Stored data entries:
┄┄┄┄┄┄┄┄┄┄

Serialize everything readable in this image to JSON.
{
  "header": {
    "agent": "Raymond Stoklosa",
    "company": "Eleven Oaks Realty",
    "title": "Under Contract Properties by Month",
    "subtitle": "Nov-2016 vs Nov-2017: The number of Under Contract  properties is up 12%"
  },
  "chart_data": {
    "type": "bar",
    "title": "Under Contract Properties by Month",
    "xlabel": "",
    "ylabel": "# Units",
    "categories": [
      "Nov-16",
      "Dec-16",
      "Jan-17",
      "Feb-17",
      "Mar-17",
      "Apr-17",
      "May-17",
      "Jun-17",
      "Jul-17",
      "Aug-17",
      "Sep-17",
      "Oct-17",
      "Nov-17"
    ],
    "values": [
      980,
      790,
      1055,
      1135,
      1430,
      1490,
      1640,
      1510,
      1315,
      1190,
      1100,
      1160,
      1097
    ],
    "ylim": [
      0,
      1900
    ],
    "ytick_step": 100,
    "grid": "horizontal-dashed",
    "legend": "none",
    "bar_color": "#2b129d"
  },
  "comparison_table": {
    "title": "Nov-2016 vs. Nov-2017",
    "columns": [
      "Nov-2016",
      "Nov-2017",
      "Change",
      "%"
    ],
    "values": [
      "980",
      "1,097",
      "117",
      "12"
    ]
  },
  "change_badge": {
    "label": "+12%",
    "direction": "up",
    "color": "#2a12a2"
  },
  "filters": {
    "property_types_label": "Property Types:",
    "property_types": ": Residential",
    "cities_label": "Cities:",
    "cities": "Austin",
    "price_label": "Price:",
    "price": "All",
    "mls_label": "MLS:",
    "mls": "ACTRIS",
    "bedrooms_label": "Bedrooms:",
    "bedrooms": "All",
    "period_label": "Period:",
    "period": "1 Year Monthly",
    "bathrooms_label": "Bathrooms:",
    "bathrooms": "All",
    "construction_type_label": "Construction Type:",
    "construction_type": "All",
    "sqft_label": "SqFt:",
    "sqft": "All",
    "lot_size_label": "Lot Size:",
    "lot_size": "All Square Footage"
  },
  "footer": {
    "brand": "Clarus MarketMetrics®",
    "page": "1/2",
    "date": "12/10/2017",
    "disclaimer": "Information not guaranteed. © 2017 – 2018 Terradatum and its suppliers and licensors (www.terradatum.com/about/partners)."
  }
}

┄┄┄┄┄┄┄┄┄┄

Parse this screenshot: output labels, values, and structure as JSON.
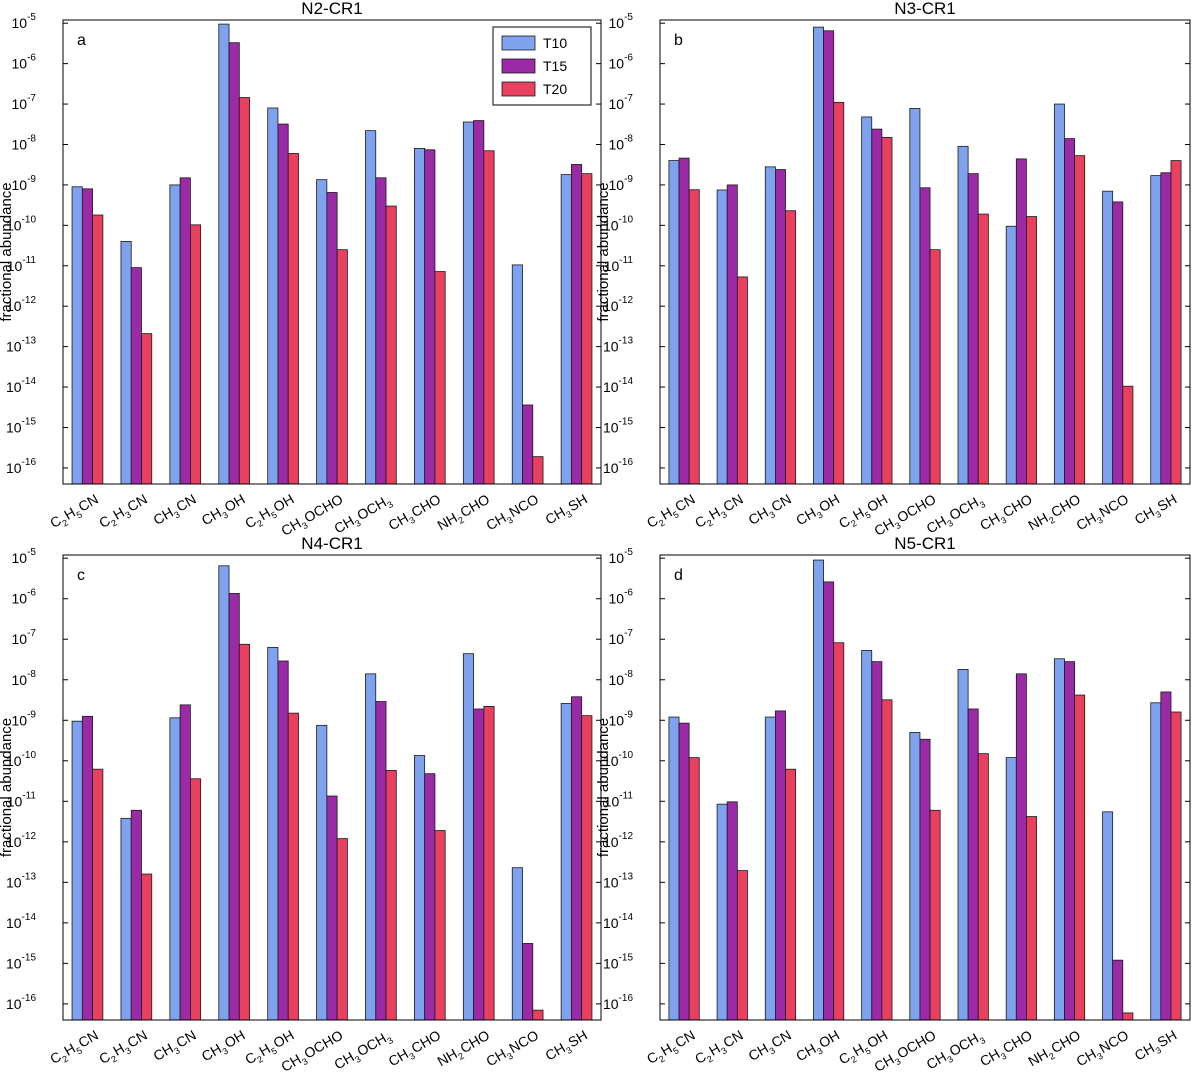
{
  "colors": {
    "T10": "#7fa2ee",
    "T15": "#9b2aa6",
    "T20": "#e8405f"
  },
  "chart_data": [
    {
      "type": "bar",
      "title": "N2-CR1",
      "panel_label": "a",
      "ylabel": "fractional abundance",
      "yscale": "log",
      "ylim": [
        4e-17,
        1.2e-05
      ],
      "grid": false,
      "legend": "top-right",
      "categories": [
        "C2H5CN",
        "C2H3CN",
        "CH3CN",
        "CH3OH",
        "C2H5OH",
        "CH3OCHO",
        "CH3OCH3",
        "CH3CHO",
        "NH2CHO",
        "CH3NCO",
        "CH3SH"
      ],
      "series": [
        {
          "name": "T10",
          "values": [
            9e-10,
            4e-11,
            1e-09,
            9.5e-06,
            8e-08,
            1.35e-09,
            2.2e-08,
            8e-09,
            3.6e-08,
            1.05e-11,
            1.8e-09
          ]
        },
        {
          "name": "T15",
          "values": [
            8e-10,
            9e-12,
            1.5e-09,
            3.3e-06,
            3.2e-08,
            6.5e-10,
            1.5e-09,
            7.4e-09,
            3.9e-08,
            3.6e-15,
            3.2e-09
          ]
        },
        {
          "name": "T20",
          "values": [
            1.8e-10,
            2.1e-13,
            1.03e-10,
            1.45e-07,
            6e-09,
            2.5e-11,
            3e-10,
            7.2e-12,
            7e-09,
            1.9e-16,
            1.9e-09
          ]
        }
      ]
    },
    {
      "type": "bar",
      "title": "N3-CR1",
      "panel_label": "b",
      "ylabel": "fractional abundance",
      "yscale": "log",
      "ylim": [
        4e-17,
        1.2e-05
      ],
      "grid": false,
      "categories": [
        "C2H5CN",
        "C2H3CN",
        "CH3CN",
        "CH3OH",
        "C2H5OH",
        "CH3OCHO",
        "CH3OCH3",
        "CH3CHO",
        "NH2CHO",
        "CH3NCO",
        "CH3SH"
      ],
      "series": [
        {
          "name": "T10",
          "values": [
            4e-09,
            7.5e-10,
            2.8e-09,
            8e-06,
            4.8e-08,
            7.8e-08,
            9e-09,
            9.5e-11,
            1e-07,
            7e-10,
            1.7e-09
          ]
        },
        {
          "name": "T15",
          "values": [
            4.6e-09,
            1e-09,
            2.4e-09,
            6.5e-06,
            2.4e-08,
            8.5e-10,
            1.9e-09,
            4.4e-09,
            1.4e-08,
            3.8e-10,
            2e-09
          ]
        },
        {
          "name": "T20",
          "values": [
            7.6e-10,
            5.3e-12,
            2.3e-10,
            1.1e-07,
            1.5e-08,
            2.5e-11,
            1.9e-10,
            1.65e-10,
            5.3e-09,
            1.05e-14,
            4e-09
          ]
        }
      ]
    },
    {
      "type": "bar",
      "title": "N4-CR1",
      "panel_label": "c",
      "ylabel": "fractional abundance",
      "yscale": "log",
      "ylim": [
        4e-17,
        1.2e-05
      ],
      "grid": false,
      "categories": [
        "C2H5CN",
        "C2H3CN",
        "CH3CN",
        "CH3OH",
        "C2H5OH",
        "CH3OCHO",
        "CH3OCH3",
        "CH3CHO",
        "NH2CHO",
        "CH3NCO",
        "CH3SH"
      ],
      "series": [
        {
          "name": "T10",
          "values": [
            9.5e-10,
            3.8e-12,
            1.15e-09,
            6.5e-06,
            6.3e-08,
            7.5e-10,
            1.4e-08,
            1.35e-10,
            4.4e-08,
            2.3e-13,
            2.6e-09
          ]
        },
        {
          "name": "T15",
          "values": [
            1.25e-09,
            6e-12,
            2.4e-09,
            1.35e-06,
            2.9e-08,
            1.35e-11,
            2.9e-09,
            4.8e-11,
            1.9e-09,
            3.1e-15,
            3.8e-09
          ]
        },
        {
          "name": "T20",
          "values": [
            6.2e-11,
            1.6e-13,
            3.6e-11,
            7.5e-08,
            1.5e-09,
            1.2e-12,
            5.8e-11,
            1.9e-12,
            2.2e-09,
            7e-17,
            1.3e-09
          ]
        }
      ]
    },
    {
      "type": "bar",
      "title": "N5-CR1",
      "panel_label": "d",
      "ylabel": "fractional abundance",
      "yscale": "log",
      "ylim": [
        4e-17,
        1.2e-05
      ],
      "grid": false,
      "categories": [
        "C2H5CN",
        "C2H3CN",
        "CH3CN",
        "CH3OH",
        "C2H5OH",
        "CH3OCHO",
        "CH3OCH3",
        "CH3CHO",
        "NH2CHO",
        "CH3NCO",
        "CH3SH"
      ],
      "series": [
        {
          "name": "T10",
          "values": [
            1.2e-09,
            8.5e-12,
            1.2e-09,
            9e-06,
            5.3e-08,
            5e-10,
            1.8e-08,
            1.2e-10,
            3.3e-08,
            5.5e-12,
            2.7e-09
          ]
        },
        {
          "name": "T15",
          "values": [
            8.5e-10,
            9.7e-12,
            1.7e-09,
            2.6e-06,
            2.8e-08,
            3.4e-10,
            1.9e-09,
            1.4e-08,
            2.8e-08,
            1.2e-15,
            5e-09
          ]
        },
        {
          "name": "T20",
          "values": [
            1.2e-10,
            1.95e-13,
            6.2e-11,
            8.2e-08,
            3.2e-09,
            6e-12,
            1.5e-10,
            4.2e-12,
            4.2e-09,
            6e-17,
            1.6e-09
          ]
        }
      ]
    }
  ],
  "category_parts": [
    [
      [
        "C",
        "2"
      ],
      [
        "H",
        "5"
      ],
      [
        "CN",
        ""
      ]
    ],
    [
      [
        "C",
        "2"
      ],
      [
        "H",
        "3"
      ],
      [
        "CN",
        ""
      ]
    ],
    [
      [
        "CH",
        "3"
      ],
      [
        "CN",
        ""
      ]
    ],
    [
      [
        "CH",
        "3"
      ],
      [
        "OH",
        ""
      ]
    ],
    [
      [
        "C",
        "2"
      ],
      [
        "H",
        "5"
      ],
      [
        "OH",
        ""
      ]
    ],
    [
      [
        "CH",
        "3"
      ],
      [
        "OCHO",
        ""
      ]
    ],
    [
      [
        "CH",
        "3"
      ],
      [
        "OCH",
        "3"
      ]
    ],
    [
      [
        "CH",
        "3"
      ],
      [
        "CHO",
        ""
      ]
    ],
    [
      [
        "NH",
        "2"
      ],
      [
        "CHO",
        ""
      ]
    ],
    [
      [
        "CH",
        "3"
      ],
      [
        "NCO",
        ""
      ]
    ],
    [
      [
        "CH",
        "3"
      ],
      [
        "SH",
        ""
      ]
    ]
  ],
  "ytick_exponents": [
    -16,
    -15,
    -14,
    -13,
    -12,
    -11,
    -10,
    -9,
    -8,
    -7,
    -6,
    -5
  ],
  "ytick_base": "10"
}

┄┄┄┄┄┄┄┄┄┄

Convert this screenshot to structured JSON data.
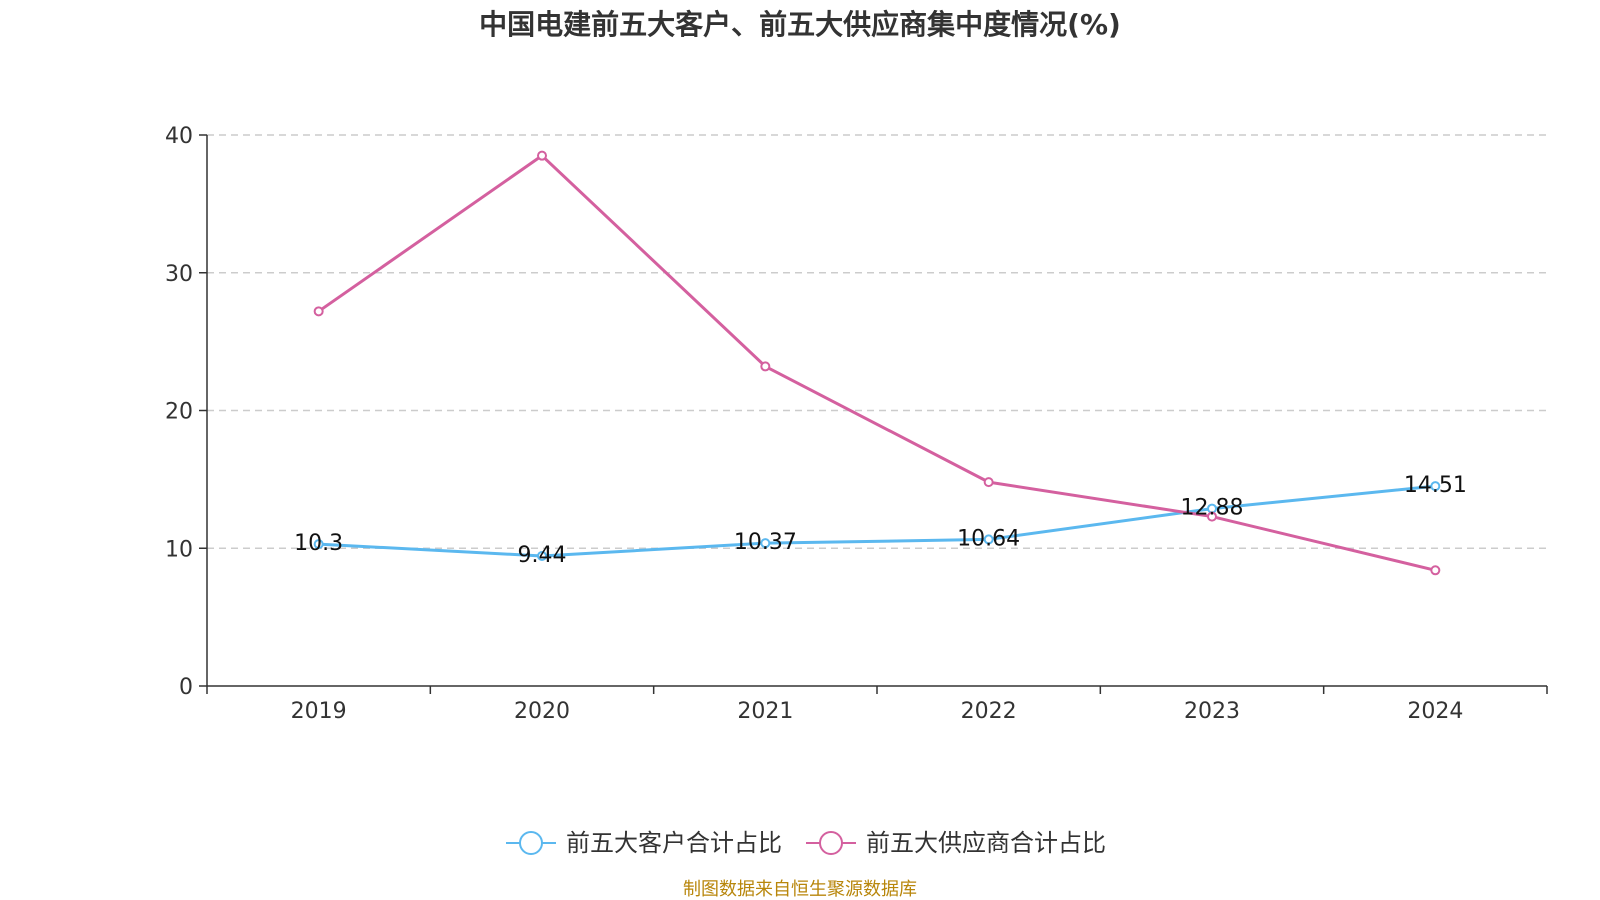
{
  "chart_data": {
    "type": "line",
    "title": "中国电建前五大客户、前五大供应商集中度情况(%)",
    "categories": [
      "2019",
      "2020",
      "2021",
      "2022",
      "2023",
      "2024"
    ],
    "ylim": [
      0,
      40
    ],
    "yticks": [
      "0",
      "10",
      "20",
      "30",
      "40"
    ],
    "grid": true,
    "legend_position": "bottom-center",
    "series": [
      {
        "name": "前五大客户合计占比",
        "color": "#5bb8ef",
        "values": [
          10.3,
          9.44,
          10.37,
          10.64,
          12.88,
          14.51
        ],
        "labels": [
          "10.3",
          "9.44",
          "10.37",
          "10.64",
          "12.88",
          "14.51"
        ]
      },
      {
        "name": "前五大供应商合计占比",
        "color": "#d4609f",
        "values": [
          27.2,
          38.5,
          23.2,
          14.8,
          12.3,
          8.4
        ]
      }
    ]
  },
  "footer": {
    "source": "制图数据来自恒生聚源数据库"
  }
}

┄┄┄┄┄┄┄┄┄┄

Required work: Search the preceding listing for the word "screenshot" and pull out every line that holds it.

Response:
Parse this screenshot: output labels, values, and structure as JSON.
Convert this screenshot to structured JSON data.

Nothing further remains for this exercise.